Set the listing down again exactly, please, apart from its pictures.
#### Records supplied
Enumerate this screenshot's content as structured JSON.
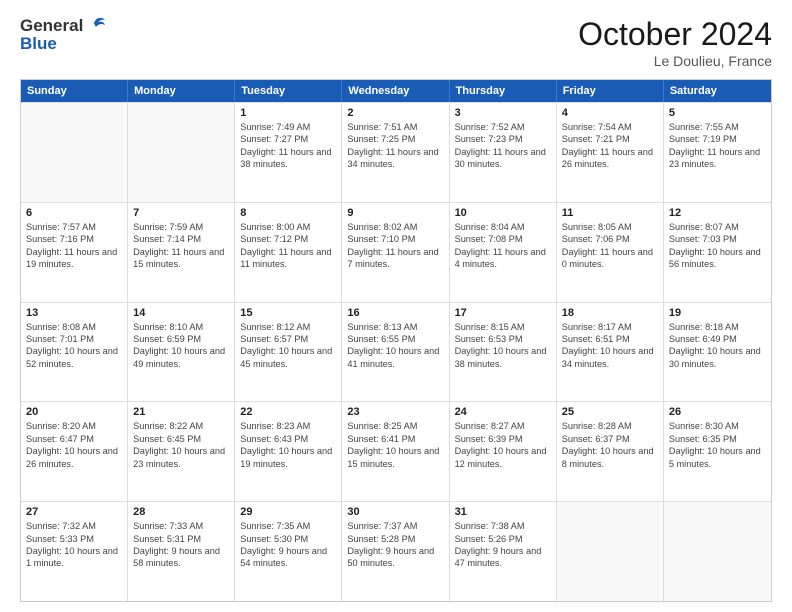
{
  "header": {
    "logo_general": "General",
    "logo_blue": "Blue",
    "title": "October 2024",
    "subtitle": "Le Doulieu, France"
  },
  "days_of_week": [
    "Sunday",
    "Monday",
    "Tuesday",
    "Wednesday",
    "Thursday",
    "Friday",
    "Saturday"
  ],
  "weeks": [
    [
      {
        "day": "",
        "info": "",
        "empty": true
      },
      {
        "day": "",
        "info": "",
        "empty": true
      },
      {
        "day": "1",
        "info": "Sunrise: 7:49 AM\nSunset: 7:27 PM\nDaylight: 11 hours and 38 minutes."
      },
      {
        "day": "2",
        "info": "Sunrise: 7:51 AM\nSunset: 7:25 PM\nDaylight: 11 hours and 34 minutes."
      },
      {
        "day": "3",
        "info": "Sunrise: 7:52 AM\nSunset: 7:23 PM\nDaylight: 11 hours and 30 minutes."
      },
      {
        "day": "4",
        "info": "Sunrise: 7:54 AM\nSunset: 7:21 PM\nDaylight: 11 hours and 26 minutes."
      },
      {
        "day": "5",
        "info": "Sunrise: 7:55 AM\nSunset: 7:19 PM\nDaylight: 11 hours and 23 minutes."
      }
    ],
    [
      {
        "day": "6",
        "info": "Sunrise: 7:57 AM\nSunset: 7:16 PM\nDaylight: 11 hours and 19 minutes."
      },
      {
        "day": "7",
        "info": "Sunrise: 7:59 AM\nSunset: 7:14 PM\nDaylight: 11 hours and 15 minutes."
      },
      {
        "day": "8",
        "info": "Sunrise: 8:00 AM\nSunset: 7:12 PM\nDaylight: 11 hours and 11 minutes."
      },
      {
        "day": "9",
        "info": "Sunrise: 8:02 AM\nSunset: 7:10 PM\nDaylight: 11 hours and 7 minutes."
      },
      {
        "day": "10",
        "info": "Sunrise: 8:04 AM\nSunset: 7:08 PM\nDaylight: 11 hours and 4 minutes."
      },
      {
        "day": "11",
        "info": "Sunrise: 8:05 AM\nSunset: 7:06 PM\nDaylight: 11 hours and 0 minutes."
      },
      {
        "day": "12",
        "info": "Sunrise: 8:07 AM\nSunset: 7:03 PM\nDaylight: 10 hours and 56 minutes."
      }
    ],
    [
      {
        "day": "13",
        "info": "Sunrise: 8:08 AM\nSunset: 7:01 PM\nDaylight: 10 hours and 52 minutes."
      },
      {
        "day": "14",
        "info": "Sunrise: 8:10 AM\nSunset: 6:59 PM\nDaylight: 10 hours and 49 minutes."
      },
      {
        "day": "15",
        "info": "Sunrise: 8:12 AM\nSunset: 6:57 PM\nDaylight: 10 hours and 45 minutes."
      },
      {
        "day": "16",
        "info": "Sunrise: 8:13 AM\nSunset: 6:55 PM\nDaylight: 10 hours and 41 minutes."
      },
      {
        "day": "17",
        "info": "Sunrise: 8:15 AM\nSunset: 6:53 PM\nDaylight: 10 hours and 38 minutes."
      },
      {
        "day": "18",
        "info": "Sunrise: 8:17 AM\nSunset: 6:51 PM\nDaylight: 10 hours and 34 minutes."
      },
      {
        "day": "19",
        "info": "Sunrise: 8:18 AM\nSunset: 6:49 PM\nDaylight: 10 hours and 30 minutes."
      }
    ],
    [
      {
        "day": "20",
        "info": "Sunrise: 8:20 AM\nSunset: 6:47 PM\nDaylight: 10 hours and 26 minutes."
      },
      {
        "day": "21",
        "info": "Sunrise: 8:22 AM\nSunset: 6:45 PM\nDaylight: 10 hours and 23 minutes."
      },
      {
        "day": "22",
        "info": "Sunrise: 8:23 AM\nSunset: 6:43 PM\nDaylight: 10 hours and 19 minutes."
      },
      {
        "day": "23",
        "info": "Sunrise: 8:25 AM\nSunset: 6:41 PM\nDaylight: 10 hours and 15 minutes."
      },
      {
        "day": "24",
        "info": "Sunrise: 8:27 AM\nSunset: 6:39 PM\nDaylight: 10 hours and 12 minutes."
      },
      {
        "day": "25",
        "info": "Sunrise: 8:28 AM\nSunset: 6:37 PM\nDaylight: 10 hours and 8 minutes."
      },
      {
        "day": "26",
        "info": "Sunrise: 8:30 AM\nSunset: 6:35 PM\nDaylight: 10 hours and 5 minutes."
      }
    ],
    [
      {
        "day": "27",
        "info": "Sunrise: 7:32 AM\nSunset: 5:33 PM\nDaylight: 10 hours and 1 minute."
      },
      {
        "day": "28",
        "info": "Sunrise: 7:33 AM\nSunset: 5:31 PM\nDaylight: 9 hours and 58 minutes."
      },
      {
        "day": "29",
        "info": "Sunrise: 7:35 AM\nSunset: 5:30 PM\nDaylight: 9 hours and 54 minutes."
      },
      {
        "day": "30",
        "info": "Sunrise: 7:37 AM\nSunset: 5:28 PM\nDaylight: 9 hours and 50 minutes."
      },
      {
        "day": "31",
        "info": "Sunrise: 7:38 AM\nSunset: 5:26 PM\nDaylight: 9 hours and 47 minutes."
      },
      {
        "day": "",
        "info": "",
        "empty": true
      },
      {
        "day": "",
        "info": "",
        "empty": true
      }
    ]
  ]
}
########
**Written answer**
Enumerate this screenshot's content as structured JSON.
{
  "header": {
    "logo_general": "General",
    "logo_blue": "Blue",
    "title": "October 2024",
    "subtitle": "Le Doulieu, France"
  },
  "days_of_week": [
    "Sunday",
    "Monday",
    "Tuesday",
    "Wednesday",
    "Thursday",
    "Friday",
    "Saturday"
  ],
  "weeks": [
    [
      {
        "day": "",
        "info": "",
        "empty": true
      },
      {
        "day": "",
        "info": "",
        "empty": true
      },
      {
        "day": "1",
        "info": "Sunrise: 7:49 AM\nSunset: 7:27 PM\nDaylight: 11 hours and 38 minutes."
      },
      {
        "day": "2",
        "info": "Sunrise: 7:51 AM\nSunset: 7:25 PM\nDaylight: 11 hours and 34 minutes."
      },
      {
        "day": "3",
        "info": "Sunrise: 7:52 AM\nSunset: 7:23 PM\nDaylight: 11 hours and 30 minutes."
      },
      {
        "day": "4",
        "info": "Sunrise: 7:54 AM\nSunset: 7:21 PM\nDaylight: 11 hours and 26 minutes."
      },
      {
        "day": "5",
        "info": "Sunrise: 7:55 AM\nSunset: 7:19 PM\nDaylight: 11 hours and 23 minutes."
      }
    ],
    [
      {
        "day": "6",
        "info": "Sunrise: 7:57 AM\nSunset: 7:16 PM\nDaylight: 11 hours and 19 minutes."
      },
      {
        "day": "7",
        "info": "Sunrise: 7:59 AM\nSunset: 7:14 PM\nDaylight: 11 hours and 15 minutes."
      },
      {
        "day": "8",
        "info": "Sunrise: 8:00 AM\nSunset: 7:12 PM\nDaylight: 11 hours and 11 minutes."
      },
      {
        "day": "9",
        "info": "Sunrise: 8:02 AM\nSunset: 7:10 PM\nDaylight: 11 hours and 7 minutes."
      },
      {
        "day": "10",
        "info": "Sunrise: 8:04 AM\nSunset: 7:08 PM\nDaylight: 11 hours and 4 minutes."
      },
      {
        "day": "11",
        "info": "Sunrise: 8:05 AM\nSunset: 7:06 PM\nDaylight: 11 hours and 0 minutes."
      },
      {
        "day": "12",
        "info": "Sunrise: 8:07 AM\nSunset: 7:03 PM\nDaylight: 10 hours and 56 minutes."
      }
    ],
    [
      {
        "day": "13",
        "info": "Sunrise: 8:08 AM\nSunset: 7:01 PM\nDaylight: 10 hours and 52 minutes."
      },
      {
        "day": "14",
        "info": "Sunrise: 8:10 AM\nSunset: 6:59 PM\nDaylight: 10 hours and 49 minutes."
      },
      {
        "day": "15",
        "info": "Sunrise: 8:12 AM\nSunset: 6:57 PM\nDaylight: 10 hours and 45 minutes."
      },
      {
        "day": "16",
        "info": "Sunrise: 8:13 AM\nSunset: 6:55 PM\nDaylight: 10 hours and 41 minutes."
      },
      {
        "day": "17",
        "info": "Sunrise: 8:15 AM\nSunset: 6:53 PM\nDaylight: 10 hours and 38 minutes."
      },
      {
        "day": "18",
        "info": "Sunrise: 8:17 AM\nSunset: 6:51 PM\nDaylight: 10 hours and 34 minutes."
      },
      {
        "day": "19",
        "info": "Sunrise: 8:18 AM\nSunset: 6:49 PM\nDaylight: 10 hours and 30 minutes."
      }
    ],
    [
      {
        "day": "20",
        "info": "Sunrise: 8:20 AM\nSunset: 6:47 PM\nDaylight: 10 hours and 26 minutes."
      },
      {
        "day": "21",
        "info": "Sunrise: 8:22 AM\nSunset: 6:45 PM\nDaylight: 10 hours and 23 minutes."
      },
      {
        "day": "22",
        "info": "Sunrise: 8:23 AM\nSunset: 6:43 PM\nDaylight: 10 hours and 19 minutes."
      },
      {
        "day": "23",
        "info": "Sunrise: 8:25 AM\nSunset: 6:41 PM\nDaylight: 10 hours and 15 minutes."
      },
      {
        "day": "24",
        "info": "Sunrise: 8:27 AM\nSunset: 6:39 PM\nDaylight: 10 hours and 12 minutes."
      },
      {
        "day": "25",
        "info": "Sunrise: 8:28 AM\nSunset: 6:37 PM\nDaylight: 10 hours and 8 minutes."
      },
      {
        "day": "26",
        "info": "Sunrise: 8:30 AM\nSunset: 6:35 PM\nDaylight: 10 hours and 5 minutes."
      }
    ],
    [
      {
        "day": "27",
        "info": "Sunrise: 7:32 AM\nSunset: 5:33 PM\nDaylight: 10 hours and 1 minute."
      },
      {
        "day": "28",
        "info": "Sunrise: 7:33 AM\nSunset: 5:31 PM\nDaylight: 9 hours and 58 minutes."
      },
      {
        "day": "29",
        "info": "Sunrise: 7:35 AM\nSunset: 5:30 PM\nDaylight: 9 hours and 54 minutes."
      },
      {
        "day": "30",
        "info": "Sunrise: 7:37 AM\nSunset: 5:28 PM\nDaylight: 9 hours and 50 minutes."
      },
      {
        "day": "31",
        "info": "Sunrise: 7:38 AM\nSunset: 5:26 PM\nDaylight: 9 hours and 47 minutes."
      },
      {
        "day": "",
        "info": "",
        "empty": true
      },
      {
        "day": "",
        "info": "",
        "empty": true
      }
    ]
  ]
}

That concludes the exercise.